> _Your objective_: Reproduce exactly the lines from the one that holds "Convert this screenshot" through the last line of the entries, both ends included, but not the pictures.
** Start Record excerpts **
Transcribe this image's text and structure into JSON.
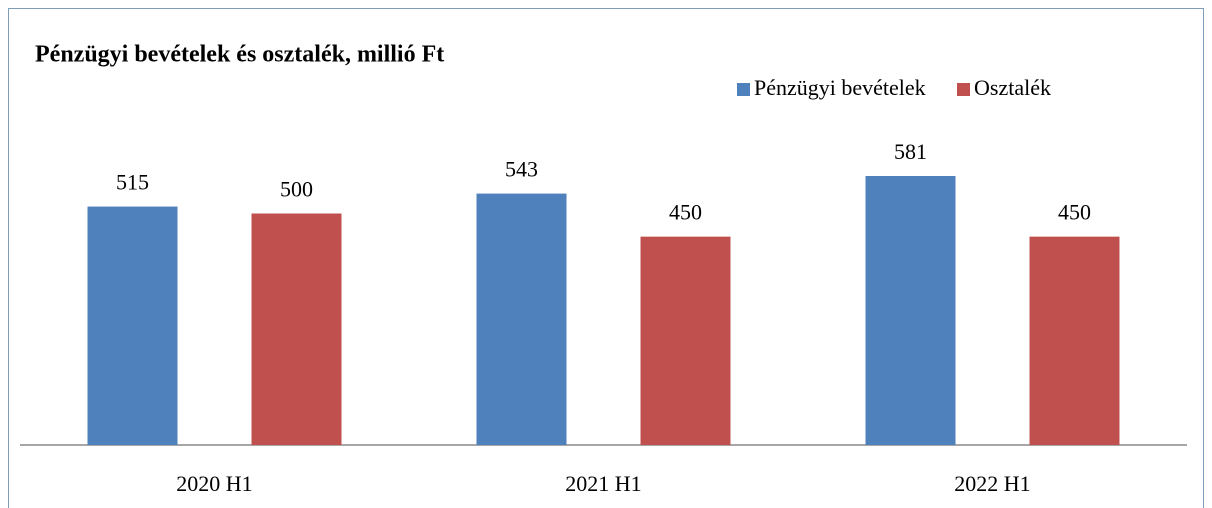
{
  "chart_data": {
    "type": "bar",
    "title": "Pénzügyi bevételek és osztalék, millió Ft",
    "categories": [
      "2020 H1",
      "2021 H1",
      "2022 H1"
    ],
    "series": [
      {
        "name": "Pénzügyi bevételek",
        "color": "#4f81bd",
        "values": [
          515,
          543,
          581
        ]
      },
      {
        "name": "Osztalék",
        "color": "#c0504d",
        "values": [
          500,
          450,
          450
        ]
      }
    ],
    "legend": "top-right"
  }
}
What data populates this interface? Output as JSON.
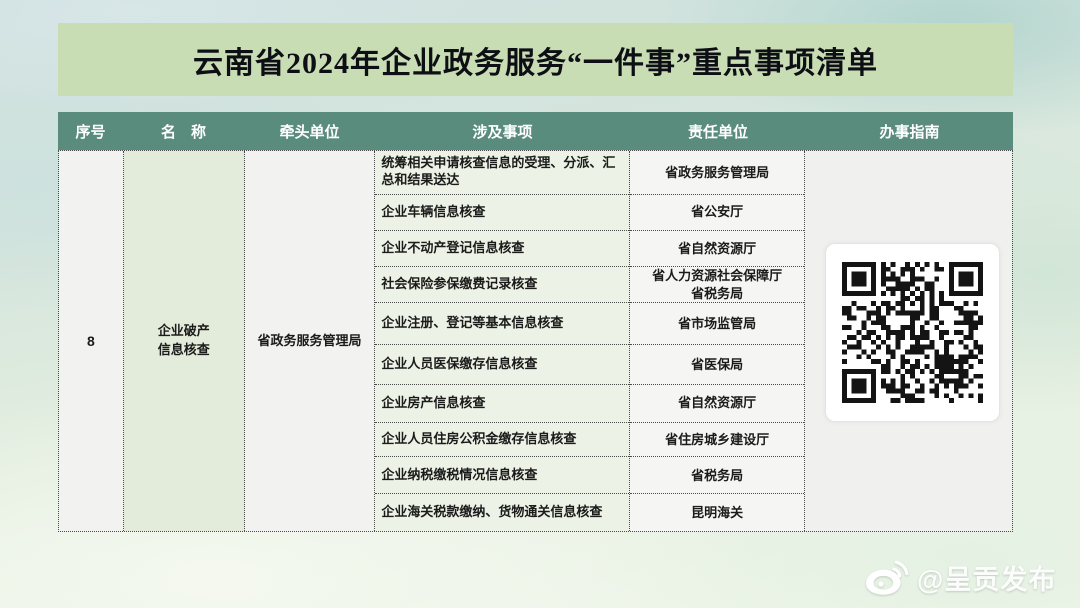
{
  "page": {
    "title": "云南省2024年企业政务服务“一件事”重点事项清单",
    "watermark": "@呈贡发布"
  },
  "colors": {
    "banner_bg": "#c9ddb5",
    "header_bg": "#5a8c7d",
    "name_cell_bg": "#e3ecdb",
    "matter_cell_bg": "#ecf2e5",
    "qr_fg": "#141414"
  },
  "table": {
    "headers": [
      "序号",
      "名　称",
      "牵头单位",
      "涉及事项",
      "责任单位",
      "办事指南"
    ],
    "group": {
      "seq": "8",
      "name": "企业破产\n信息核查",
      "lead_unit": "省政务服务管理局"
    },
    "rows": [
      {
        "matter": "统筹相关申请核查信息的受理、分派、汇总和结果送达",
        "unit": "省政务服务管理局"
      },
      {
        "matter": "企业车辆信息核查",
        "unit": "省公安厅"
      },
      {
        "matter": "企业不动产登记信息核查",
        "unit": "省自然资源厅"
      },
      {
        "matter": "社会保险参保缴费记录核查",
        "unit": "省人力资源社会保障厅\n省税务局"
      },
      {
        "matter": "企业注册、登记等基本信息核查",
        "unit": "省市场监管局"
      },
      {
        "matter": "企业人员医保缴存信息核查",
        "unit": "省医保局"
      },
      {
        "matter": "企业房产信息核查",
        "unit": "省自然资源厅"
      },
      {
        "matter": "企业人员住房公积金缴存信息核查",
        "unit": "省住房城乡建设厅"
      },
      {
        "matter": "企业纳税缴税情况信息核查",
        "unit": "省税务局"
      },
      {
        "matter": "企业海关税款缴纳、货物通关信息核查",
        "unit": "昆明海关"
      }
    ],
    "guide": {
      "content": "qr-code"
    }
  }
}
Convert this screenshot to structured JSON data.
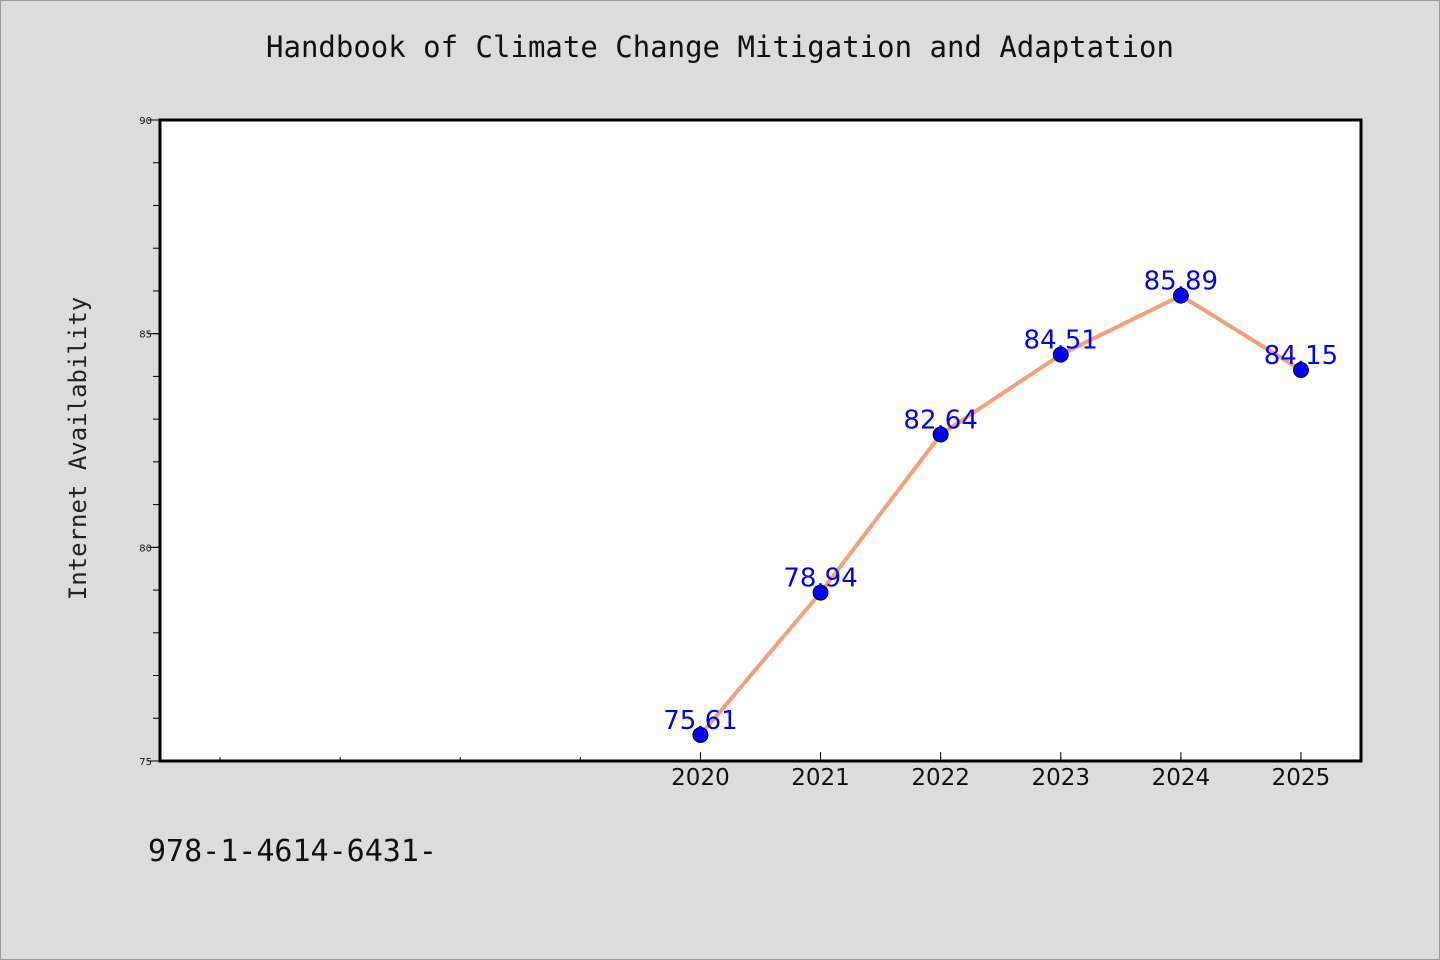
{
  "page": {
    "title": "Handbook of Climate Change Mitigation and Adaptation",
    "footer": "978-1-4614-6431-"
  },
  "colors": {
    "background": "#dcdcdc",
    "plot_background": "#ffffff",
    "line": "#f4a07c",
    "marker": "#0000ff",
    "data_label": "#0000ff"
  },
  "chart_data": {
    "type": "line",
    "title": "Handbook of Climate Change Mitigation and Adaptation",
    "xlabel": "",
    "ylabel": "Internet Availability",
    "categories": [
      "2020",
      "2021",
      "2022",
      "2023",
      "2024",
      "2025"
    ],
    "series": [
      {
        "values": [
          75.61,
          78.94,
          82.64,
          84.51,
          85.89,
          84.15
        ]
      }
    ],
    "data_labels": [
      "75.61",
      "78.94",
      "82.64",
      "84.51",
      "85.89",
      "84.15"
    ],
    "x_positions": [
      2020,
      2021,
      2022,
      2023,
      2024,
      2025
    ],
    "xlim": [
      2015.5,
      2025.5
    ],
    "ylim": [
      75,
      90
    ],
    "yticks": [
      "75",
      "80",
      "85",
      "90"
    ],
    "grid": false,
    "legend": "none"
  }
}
** End Record excerpts **
> _Solution for this exercise_:
Convert this screenshot to structured JSON data.
{
  "page": {
    "title": "Handbook of Climate Change Mitigation and Adaptation",
    "footer": "978-1-4614-6431-"
  },
  "colors": {
    "background": "#dcdcdc",
    "plot_background": "#ffffff",
    "line": "#f4a07c",
    "marker": "#0000ff",
    "data_label": "#0000ff"
  },
  "chart_data": {
    "type": "line",
    "title": "Handbook of Climate Change Mitigation and Adaptation",
    "xlabel": "",
    "ylabel": "Internet Availability",
    "categories": [
      "2020",
      "2021",
      "2022",
      "2023",
      "2024",
      "2025"
    ],
    "series": [
      {
        "values": [
          75.61,
          78.94,
          82.64,
          84.51,
          85.89,
          84.15
        ]
      }
    ],
    "data_labels": [
      "75.61",
      "78.94",
      "82.64",
      "84.51",
      "85.89",
      "84.15"
    ],
    "x_positions": [
      2020,
      2021,
      2022,
      2023,
      2024,
      2025
    ],
    "xlim": [
      2015.5,
      2025.5
    ],
    "ylim": [
      75,
      90
    ],
    "yticks": [
      "75",
      "80",
      "85",
      "90"
    ],
    "grid": false,
    "legend": "none"
  }
}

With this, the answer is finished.